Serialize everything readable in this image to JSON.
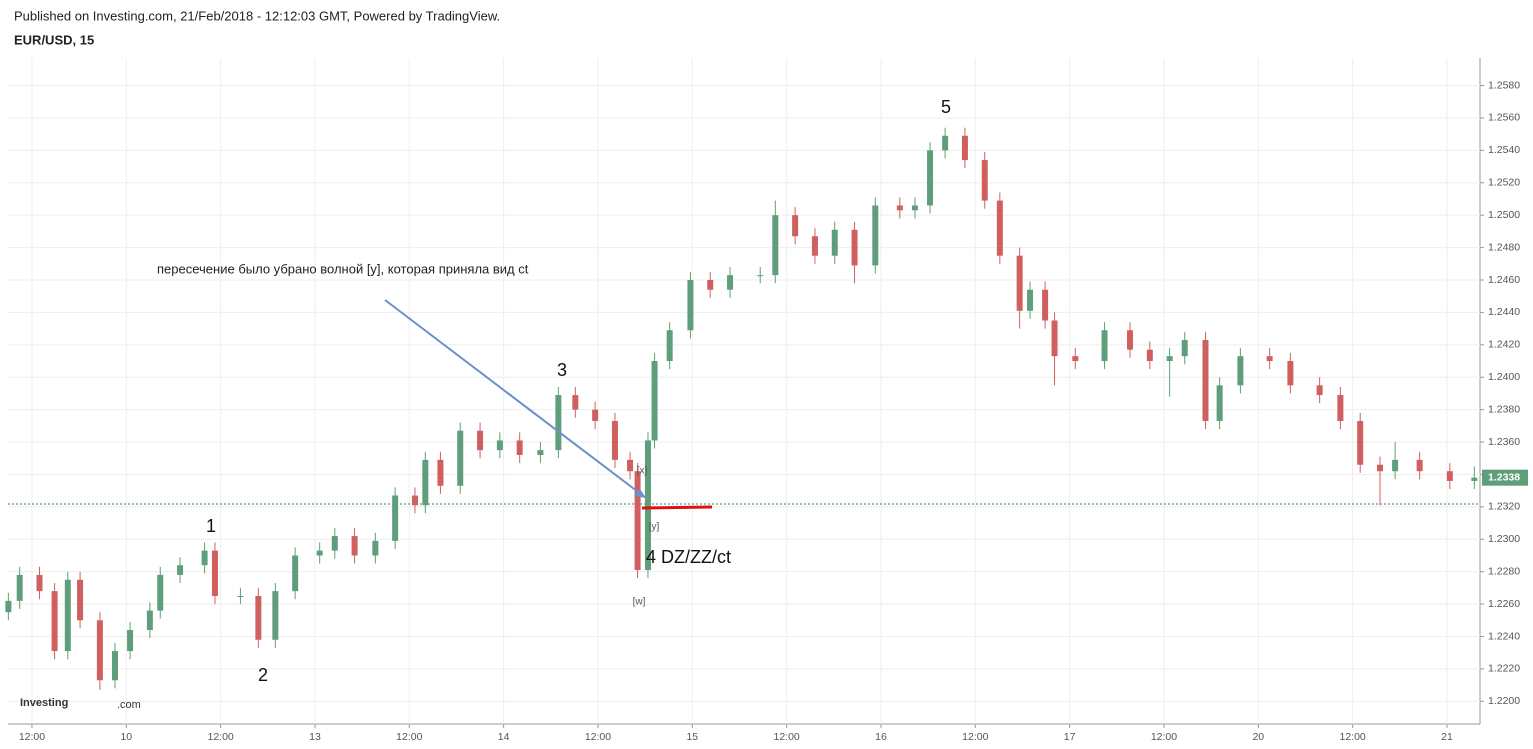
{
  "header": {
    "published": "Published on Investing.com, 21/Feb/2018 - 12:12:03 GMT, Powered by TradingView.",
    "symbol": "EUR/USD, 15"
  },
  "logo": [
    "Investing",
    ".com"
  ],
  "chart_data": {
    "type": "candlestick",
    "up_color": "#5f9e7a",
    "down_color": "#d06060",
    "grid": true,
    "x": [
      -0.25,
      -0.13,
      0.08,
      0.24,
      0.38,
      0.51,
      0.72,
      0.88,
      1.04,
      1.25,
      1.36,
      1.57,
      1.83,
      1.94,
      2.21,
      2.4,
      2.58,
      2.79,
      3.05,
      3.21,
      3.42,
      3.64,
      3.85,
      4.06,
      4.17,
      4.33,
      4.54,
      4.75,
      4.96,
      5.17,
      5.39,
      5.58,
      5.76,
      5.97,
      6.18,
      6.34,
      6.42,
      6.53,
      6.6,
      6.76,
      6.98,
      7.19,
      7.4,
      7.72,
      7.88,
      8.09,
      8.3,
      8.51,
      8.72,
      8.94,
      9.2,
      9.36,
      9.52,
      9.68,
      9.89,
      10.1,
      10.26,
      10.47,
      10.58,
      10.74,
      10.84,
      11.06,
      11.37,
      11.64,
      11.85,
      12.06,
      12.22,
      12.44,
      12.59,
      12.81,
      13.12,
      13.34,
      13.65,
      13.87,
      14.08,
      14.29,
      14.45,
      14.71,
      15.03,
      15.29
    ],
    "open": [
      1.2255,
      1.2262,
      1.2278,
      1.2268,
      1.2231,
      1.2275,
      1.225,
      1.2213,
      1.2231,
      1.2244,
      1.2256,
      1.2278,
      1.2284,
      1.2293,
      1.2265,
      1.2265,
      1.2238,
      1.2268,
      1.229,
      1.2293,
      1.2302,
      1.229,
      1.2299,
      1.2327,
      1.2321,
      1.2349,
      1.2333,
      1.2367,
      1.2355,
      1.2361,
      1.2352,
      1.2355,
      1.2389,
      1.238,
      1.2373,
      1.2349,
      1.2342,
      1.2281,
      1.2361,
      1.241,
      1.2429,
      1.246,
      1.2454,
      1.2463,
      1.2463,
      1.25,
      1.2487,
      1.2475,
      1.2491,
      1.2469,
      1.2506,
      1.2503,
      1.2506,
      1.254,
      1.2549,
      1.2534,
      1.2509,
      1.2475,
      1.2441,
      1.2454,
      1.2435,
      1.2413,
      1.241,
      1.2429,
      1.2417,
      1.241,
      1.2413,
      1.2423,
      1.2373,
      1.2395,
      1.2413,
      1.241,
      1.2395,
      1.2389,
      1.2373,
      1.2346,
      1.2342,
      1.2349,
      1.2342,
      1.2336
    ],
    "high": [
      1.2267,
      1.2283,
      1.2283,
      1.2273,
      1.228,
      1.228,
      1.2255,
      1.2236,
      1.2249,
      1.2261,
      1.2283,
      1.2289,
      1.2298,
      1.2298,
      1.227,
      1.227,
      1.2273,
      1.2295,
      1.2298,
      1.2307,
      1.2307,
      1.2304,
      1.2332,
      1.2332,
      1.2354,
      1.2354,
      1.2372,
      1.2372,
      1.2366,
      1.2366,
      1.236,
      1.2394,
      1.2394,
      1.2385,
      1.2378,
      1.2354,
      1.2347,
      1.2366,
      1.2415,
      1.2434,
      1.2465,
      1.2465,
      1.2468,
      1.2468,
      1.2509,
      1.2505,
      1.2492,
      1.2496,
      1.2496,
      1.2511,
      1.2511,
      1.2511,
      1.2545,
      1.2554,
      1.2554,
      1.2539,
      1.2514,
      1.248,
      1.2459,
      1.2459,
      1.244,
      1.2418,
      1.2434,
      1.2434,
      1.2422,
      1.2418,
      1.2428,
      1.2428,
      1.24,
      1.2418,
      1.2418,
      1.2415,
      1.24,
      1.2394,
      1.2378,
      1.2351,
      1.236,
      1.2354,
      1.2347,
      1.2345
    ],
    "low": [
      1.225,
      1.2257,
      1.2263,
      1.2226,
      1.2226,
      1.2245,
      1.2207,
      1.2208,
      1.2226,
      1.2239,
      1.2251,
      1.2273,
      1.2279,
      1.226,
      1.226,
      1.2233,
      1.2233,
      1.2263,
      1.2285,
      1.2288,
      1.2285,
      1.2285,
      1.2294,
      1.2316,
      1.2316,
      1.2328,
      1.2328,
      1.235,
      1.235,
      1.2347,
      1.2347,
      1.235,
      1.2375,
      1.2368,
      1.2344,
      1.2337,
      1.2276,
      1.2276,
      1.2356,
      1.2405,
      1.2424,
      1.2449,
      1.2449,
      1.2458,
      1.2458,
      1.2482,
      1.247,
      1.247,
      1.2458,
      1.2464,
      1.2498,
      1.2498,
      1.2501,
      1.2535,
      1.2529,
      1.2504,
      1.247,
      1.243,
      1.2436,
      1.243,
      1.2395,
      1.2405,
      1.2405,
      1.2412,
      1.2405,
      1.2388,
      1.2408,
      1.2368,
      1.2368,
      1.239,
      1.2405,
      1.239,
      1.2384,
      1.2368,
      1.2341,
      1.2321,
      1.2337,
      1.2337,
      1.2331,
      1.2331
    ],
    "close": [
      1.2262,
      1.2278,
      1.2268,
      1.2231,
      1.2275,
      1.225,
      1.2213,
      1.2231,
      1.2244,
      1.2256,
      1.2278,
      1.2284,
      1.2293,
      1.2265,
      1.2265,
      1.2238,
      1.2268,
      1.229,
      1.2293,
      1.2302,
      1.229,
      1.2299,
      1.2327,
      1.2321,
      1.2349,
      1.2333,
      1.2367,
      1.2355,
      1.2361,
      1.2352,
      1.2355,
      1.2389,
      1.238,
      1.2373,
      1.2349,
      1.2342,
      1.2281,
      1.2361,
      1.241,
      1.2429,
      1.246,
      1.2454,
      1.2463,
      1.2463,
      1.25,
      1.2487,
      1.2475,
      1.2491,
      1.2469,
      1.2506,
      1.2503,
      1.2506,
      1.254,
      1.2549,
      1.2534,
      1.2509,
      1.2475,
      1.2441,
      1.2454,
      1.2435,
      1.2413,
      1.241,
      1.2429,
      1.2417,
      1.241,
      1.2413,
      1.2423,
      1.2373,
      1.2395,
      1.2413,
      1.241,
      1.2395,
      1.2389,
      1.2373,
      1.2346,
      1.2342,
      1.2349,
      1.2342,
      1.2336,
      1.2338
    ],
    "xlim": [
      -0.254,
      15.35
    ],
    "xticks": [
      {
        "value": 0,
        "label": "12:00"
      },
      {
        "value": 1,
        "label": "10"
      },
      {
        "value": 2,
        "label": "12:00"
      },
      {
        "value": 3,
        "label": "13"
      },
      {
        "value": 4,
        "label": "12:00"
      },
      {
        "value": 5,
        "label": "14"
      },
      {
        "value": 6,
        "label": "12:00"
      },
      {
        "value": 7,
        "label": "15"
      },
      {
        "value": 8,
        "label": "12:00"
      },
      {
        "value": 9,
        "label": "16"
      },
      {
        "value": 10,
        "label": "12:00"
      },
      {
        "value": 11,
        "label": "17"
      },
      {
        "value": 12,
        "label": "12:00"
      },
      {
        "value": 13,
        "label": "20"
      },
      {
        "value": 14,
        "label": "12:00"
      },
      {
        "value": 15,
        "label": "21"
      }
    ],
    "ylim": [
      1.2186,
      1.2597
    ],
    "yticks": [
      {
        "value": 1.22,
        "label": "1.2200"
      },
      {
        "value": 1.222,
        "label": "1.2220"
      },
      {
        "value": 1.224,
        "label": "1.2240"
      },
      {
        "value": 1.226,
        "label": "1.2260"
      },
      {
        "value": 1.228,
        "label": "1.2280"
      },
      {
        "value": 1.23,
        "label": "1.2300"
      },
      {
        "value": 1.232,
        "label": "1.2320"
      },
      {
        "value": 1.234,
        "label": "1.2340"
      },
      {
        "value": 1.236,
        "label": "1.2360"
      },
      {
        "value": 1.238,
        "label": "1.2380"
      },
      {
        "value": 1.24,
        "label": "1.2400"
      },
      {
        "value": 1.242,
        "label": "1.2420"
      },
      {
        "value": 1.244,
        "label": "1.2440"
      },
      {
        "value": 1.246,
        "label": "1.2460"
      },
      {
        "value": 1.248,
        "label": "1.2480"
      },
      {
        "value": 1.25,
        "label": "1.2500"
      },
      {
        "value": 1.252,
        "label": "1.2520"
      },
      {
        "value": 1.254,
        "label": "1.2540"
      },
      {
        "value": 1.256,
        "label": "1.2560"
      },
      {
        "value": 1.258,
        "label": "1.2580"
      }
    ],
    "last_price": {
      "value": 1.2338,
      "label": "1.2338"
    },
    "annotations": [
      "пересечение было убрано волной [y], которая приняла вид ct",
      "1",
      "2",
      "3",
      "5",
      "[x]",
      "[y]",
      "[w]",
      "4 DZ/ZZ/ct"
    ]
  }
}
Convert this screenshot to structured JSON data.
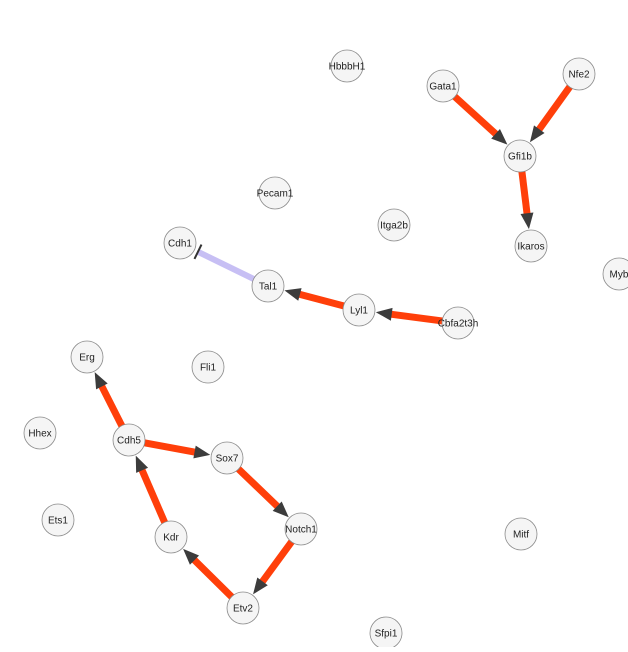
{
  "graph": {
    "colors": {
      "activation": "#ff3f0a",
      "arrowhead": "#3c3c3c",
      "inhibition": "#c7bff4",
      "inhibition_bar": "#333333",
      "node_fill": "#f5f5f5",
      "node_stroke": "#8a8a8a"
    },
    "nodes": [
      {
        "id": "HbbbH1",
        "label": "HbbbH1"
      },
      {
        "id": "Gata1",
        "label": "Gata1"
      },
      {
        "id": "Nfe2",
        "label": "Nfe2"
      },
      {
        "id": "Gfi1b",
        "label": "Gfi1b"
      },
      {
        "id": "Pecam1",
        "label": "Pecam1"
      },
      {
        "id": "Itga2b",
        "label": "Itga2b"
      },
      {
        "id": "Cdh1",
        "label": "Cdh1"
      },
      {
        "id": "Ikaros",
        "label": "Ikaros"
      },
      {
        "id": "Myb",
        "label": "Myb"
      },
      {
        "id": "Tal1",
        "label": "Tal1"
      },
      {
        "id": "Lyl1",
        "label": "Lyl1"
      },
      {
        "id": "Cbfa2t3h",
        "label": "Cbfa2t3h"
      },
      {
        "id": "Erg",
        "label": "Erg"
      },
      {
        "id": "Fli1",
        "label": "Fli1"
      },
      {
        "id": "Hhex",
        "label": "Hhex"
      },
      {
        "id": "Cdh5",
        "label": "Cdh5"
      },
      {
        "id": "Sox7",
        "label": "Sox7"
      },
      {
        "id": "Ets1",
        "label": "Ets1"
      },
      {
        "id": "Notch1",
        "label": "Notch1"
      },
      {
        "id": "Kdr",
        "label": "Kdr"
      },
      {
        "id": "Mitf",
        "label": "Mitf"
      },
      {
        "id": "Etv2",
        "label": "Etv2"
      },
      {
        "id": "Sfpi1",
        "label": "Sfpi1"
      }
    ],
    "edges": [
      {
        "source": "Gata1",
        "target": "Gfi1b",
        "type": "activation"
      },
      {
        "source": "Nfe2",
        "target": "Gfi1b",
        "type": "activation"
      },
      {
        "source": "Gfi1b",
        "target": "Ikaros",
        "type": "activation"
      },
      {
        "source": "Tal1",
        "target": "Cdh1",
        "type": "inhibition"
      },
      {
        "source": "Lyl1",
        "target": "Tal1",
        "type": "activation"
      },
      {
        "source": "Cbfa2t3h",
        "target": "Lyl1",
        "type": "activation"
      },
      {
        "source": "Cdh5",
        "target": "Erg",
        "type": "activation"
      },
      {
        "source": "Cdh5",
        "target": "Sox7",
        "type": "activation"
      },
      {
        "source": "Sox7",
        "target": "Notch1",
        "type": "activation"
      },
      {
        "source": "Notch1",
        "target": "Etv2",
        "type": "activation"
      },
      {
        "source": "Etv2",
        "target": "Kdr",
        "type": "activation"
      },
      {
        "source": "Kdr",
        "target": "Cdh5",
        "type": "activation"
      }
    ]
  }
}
········
» Task prompt:
Go through the records and pull out each line that includes the word "Ikaros".

» Full answer:
        "id": "Ikaros",
        "label": "Ikaros"
        "target": "Ikaros",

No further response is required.